_Assigned task 1_
In the mailing-list message about resampling MM5 wind data, what kind of set and size is the resampling domain?
_Assigned task 2_
Pick up the mailing-list message about resampling MM5 wind data after its last line and keep writing it.

(Excerpt to read)

Re: a few late-night questions

Hi Doug,
 
> 1) Any suggestions on why I am getting missing data from my resamplings?
> The original data seem to be OK but the grid is not particularly
> regular. (This is some MM5 output.) I defined the original domain as a
> Gridded3DSet by giving it a list of coordinates that aren't necessarily
> monotonically increasing.  This field displays fine, but with 60*60*31
> wind vectors, the scene is a bit crowded (and slow to rotate). My
> resampling domain is a simple Linear3DSet (20x20x10). The result is
> mostly OK but there are enough holes (i.e. missing data) that attempts
> to do IsoContours are not pretty. As expected, NEAREST_NEIGHBOR doesn't
> leave as many holes as WEIGHTED_AVERAGE, but there are still plenty.

(End Excerpt to read)
(Provided records)

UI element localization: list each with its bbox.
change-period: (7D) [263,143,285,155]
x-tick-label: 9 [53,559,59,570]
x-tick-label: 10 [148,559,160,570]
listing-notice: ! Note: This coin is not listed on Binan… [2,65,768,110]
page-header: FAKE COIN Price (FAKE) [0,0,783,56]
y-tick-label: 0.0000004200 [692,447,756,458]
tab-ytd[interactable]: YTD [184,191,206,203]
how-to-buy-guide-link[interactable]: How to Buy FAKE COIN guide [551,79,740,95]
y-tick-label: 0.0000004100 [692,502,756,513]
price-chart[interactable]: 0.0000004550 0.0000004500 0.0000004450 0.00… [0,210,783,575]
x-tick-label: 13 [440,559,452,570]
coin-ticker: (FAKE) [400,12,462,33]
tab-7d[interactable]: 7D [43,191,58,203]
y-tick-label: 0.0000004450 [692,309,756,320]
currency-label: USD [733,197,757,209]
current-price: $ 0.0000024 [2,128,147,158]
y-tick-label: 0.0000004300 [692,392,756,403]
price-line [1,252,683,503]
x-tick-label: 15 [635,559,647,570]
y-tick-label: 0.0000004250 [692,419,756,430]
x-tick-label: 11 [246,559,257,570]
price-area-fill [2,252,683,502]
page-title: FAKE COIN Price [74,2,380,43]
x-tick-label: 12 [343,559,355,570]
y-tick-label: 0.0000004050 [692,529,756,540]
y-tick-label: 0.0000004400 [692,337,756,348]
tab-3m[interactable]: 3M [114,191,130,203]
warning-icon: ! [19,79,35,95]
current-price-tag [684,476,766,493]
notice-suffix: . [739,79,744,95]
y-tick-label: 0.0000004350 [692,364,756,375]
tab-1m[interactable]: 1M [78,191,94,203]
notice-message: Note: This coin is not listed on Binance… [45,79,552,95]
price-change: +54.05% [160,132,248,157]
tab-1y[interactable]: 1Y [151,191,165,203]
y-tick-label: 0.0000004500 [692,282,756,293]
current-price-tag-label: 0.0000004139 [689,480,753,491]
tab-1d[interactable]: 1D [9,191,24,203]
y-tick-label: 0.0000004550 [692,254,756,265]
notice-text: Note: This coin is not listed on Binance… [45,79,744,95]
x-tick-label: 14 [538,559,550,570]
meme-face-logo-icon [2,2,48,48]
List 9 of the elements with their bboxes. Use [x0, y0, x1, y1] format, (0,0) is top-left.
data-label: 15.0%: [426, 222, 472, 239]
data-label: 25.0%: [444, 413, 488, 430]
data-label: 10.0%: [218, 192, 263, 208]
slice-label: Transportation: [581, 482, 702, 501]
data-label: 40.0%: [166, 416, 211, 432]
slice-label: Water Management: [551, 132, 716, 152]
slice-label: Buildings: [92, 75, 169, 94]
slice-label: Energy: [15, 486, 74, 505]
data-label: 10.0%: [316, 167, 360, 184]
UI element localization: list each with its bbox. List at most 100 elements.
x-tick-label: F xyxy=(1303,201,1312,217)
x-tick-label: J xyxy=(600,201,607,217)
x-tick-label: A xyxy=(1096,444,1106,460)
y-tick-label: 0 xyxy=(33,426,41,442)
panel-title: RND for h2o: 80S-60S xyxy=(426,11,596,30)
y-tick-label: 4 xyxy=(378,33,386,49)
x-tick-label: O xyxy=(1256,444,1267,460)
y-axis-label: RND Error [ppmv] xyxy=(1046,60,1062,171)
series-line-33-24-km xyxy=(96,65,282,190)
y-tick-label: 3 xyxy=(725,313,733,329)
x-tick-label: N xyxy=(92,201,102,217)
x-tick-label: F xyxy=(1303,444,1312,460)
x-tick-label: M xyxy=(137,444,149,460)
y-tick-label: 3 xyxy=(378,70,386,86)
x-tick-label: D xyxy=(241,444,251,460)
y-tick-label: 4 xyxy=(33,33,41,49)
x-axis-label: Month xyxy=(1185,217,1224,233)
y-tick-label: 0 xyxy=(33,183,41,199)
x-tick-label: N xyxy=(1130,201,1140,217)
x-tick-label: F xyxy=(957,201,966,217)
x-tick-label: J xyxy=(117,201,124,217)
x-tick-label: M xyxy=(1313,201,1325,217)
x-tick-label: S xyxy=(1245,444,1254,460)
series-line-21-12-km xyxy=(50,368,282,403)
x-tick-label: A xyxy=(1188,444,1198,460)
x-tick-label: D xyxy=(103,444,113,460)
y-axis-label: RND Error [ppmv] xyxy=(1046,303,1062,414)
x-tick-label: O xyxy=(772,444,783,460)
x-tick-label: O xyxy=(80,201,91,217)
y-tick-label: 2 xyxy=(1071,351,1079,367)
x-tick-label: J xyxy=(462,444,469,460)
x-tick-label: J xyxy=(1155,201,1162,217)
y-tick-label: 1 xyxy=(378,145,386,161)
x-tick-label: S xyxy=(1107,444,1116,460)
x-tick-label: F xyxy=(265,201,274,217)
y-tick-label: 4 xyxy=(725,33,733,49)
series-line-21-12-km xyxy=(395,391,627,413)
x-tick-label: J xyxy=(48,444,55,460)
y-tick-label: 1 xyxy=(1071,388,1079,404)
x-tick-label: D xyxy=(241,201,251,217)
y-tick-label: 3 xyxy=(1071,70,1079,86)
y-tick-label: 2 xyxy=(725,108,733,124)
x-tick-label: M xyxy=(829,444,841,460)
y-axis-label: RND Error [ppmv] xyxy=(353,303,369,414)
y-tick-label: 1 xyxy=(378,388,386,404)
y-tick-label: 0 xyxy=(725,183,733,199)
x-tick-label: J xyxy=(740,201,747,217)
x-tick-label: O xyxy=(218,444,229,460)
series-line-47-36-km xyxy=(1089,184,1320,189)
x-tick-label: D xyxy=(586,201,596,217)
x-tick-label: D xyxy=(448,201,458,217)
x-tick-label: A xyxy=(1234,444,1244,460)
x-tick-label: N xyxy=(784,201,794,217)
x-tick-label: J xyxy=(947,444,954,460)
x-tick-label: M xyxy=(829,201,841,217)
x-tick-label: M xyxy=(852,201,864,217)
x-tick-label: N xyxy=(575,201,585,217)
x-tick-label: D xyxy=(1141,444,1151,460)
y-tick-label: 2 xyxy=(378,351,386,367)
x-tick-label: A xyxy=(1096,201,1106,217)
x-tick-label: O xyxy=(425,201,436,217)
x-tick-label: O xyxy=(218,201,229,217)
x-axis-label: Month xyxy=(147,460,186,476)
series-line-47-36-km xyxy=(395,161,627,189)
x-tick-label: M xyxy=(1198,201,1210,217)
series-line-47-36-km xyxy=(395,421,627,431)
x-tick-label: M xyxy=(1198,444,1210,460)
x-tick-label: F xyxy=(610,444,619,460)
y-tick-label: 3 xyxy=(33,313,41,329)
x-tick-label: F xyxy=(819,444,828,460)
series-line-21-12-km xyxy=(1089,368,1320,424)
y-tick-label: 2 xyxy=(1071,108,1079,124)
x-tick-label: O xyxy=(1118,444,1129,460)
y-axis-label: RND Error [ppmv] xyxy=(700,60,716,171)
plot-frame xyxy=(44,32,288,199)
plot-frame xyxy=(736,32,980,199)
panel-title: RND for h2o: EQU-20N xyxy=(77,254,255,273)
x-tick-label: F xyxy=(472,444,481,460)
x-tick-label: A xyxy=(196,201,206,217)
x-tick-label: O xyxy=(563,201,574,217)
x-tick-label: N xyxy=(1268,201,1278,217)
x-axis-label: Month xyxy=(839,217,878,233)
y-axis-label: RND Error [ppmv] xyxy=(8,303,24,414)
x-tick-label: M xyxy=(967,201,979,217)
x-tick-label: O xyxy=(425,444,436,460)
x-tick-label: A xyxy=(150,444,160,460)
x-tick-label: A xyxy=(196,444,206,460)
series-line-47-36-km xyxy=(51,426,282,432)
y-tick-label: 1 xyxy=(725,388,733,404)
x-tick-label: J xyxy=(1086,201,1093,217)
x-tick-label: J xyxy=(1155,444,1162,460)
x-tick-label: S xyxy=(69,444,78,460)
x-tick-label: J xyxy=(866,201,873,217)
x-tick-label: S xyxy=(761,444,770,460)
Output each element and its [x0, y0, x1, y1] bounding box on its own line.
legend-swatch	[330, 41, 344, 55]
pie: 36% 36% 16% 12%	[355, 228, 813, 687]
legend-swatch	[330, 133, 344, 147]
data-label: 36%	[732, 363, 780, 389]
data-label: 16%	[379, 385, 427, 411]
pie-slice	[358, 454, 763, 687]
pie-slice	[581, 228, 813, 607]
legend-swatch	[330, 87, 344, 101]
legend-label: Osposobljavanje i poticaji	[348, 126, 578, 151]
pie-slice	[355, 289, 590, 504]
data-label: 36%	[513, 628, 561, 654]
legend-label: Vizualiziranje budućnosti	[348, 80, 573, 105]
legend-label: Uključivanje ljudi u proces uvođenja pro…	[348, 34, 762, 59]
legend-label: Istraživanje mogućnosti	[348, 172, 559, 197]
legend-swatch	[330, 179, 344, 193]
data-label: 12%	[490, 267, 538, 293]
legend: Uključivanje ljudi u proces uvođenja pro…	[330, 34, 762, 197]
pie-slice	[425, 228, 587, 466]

(End Provided records)

_Response 1_
It is a simple Linear3DSet of 20x20x10.

_Response 2_
I ran some tests and believe that the cause of your missing
points is the nature of resampling and iso-surface computation
rather than a bug.  When you resample from your Gridded3DSet to
a Linear3DSet, any sample locations of the Linear3DSet that lie
outside any "cubes" of the Gridded3DSet will have Field values
set to missing.  Then, the iso-surface computation will not draw
in any "cubes" of the Linear3DSet that have a missing Field value
at any vertex.  A low-resolution Linear3DSet will have large
"cubes", and some with corners outside the region of the original
Gridded3DSet will extend far into it and create holes.
 
A better approach might be to resample to a lower resolution
version of the original Gridded3DSet.  Assume the original
Gridded3DSet and FlatField are constructed by:
 
  float[][] samples = ...
  float[][] values = ...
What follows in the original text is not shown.